Data entries:
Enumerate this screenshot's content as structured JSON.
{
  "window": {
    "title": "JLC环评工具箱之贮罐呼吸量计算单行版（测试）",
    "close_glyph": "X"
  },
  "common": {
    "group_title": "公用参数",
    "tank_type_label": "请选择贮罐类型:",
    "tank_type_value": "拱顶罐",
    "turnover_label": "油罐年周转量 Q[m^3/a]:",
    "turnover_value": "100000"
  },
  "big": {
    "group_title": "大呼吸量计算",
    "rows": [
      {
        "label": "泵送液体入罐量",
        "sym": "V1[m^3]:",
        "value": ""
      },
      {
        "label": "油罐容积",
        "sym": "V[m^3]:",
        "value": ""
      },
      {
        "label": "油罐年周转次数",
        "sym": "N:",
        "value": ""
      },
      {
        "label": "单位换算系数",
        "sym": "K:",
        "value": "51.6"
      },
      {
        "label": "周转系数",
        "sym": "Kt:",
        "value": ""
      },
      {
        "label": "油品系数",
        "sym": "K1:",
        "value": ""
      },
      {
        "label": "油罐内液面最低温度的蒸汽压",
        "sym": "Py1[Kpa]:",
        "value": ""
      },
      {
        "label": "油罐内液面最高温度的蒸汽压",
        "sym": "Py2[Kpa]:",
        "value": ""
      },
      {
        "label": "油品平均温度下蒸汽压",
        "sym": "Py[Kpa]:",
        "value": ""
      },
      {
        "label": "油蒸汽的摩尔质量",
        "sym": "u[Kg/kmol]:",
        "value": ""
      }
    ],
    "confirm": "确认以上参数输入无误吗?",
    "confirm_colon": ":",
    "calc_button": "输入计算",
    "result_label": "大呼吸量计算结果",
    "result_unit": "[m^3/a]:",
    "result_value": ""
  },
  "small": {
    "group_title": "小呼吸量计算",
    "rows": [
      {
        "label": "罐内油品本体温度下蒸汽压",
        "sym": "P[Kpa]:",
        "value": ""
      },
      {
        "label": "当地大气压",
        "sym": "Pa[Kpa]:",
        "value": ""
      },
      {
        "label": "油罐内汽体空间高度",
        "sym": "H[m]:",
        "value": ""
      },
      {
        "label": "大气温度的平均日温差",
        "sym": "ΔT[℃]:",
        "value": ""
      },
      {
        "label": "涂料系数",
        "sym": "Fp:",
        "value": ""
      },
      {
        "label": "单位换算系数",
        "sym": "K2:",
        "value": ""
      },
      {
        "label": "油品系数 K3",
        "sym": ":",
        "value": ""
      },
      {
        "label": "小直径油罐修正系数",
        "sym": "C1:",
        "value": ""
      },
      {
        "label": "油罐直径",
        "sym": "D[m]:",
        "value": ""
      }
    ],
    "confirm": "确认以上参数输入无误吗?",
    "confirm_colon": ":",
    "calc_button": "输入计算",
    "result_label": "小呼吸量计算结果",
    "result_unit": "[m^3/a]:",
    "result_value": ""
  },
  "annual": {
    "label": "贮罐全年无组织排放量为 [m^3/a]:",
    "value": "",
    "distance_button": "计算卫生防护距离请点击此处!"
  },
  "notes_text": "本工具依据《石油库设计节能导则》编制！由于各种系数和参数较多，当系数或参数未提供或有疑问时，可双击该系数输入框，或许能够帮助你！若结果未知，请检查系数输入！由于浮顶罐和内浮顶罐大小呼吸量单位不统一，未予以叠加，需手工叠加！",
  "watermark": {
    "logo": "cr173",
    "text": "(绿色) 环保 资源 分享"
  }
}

> **WHAT IS BEING ASKED**: Reproduce all of the records exactly.

> **WORKED ANSWER**:
Enumerate this screenshot's content as structured JSON.
{
  "window": {
    "title": "JLC环评工具箱之贮罐呼吸量计算单行版（测试）",
    "close_glyph": "X"
  },
  "common": {
    "group_title": "公用参数",
    "tank_type_label": "请选择贮罐类型:",
    "tank_type_value": "拱顶罐",
    "turnover_label": "油罐年周转量 Q[m^3/a]:",
    "turnover_value": "100000"
  },
  "big": {
    "group_title": "大呼吸量计算",
    "rows": [
      {
        "label": "泵送液体入罐量",
        "sym": "V1[m^3]:",
        "value": ""
      },
      {
        "label": "油罐容积",
        "sym": "V[m^3]:",
        "value": ""
      },
      {
        "label": "油罐年周转次数",
        "sym": "N:",
        "value": ""
      },
      {
        "label": "单位换算系数",
        "sym": "K:",
        "value": "51.6"
      },
      {
        "label": "周转系数",
        "sym": "Kt:",
        "value": ""
      },
      {
        "label": "油品系数",
        "sym": "K1:",
        "value": ""
      },
      {
        "label": "油罐内液面最低温度的蒸汽压",
        "sym": "Py1[Kpa]:",
        "value": ""
      },
      {
        "label": "油罐内液面最高温度的蒸汽压",
        "sym": "Py2[Kpa]:",
        "value": ""
      },
      {
        "label": "油品平均温度下蒸汽压",
        "sym": "Py[Kpa]:",
        "value": ""
      },
      {
        "label": "油蒸汽的摩尔质量",
        "sym": "u[Kg/kmol]:",
        "value": ""
      }
    ],
    "confirm": "确认以上参数输入无误吗?",
    "confirm_colon": ":",
    "calc_button": "输入计算",
    "result_label": "大呼吸量计算结果",
    "result_unit": "[m^3/a]:",
    "result_value": ""
  },
  "small": {
    "group_title": "小呼吸量计算",
    "rows": [
      {
        "label": "罐内油品本体温度下蒸汽压",
        "sym": "P[Kpa]:",
        "value": ""
      },
      {
        "label": "当地大气压",
        "sym": "Pa[Kpa]:",
        "value": ""
      },
      {
        "label": "油罐内汽体空间高度",
        "sym": "H[m]:",
        "value": ""
      },
      {
        "label": "大气温度的平均日温差",
        "sym": "ΔT[℃]:",
        "value": ""
      },
      {
        "label": "涂料系数",
        "sym": "Fp:",
        "value": ""
      },
      {
        "label": "单位换算系数",
        "sym": "K2:",
        "value": ""
      },
      {
        "label": "油品系数 K3",
        "sym": ":",
        "value": ""
      },
      {
        "label": "小直径油罐修正系数",
        "sym": "C1:",
        "value": ""
      },
      {
        "label": "油罐直径",
        "sym": "D[m]:",
        "value": ""
      }
    ],
    "confirm": "确认以上参数输入无误吗?",
    "confirm_colon": ":",
    "calc_button": "输入计算",
    "result_label": "小呼吸量计算结果",
    "result_unit": "[m^3/a]:",
    "result_value": ""
  },
  "annual": {
    "label": "贮罐全年无组织排放量为 [m^3/a]:",
    "value": "",
    "distance_button": "计算卫生防护距离请点击此处!"
  },
  "notes_text": "本工具依据《石油库设计节能导则》编制！由于各种系数和参数较多，当系数或参数未提供或有疑问时，可双击该系数输入框，或许能够帮助你！若结果未知，请检查系数输入！由于浮顶罐和内浮顶罐大小呼吸量单位不统一，未予以叠加，需手工叠加！",
  "watermark": {
    "logo": "cr173",
    "text": "(绿色) 环保 资源 分享"
  }
}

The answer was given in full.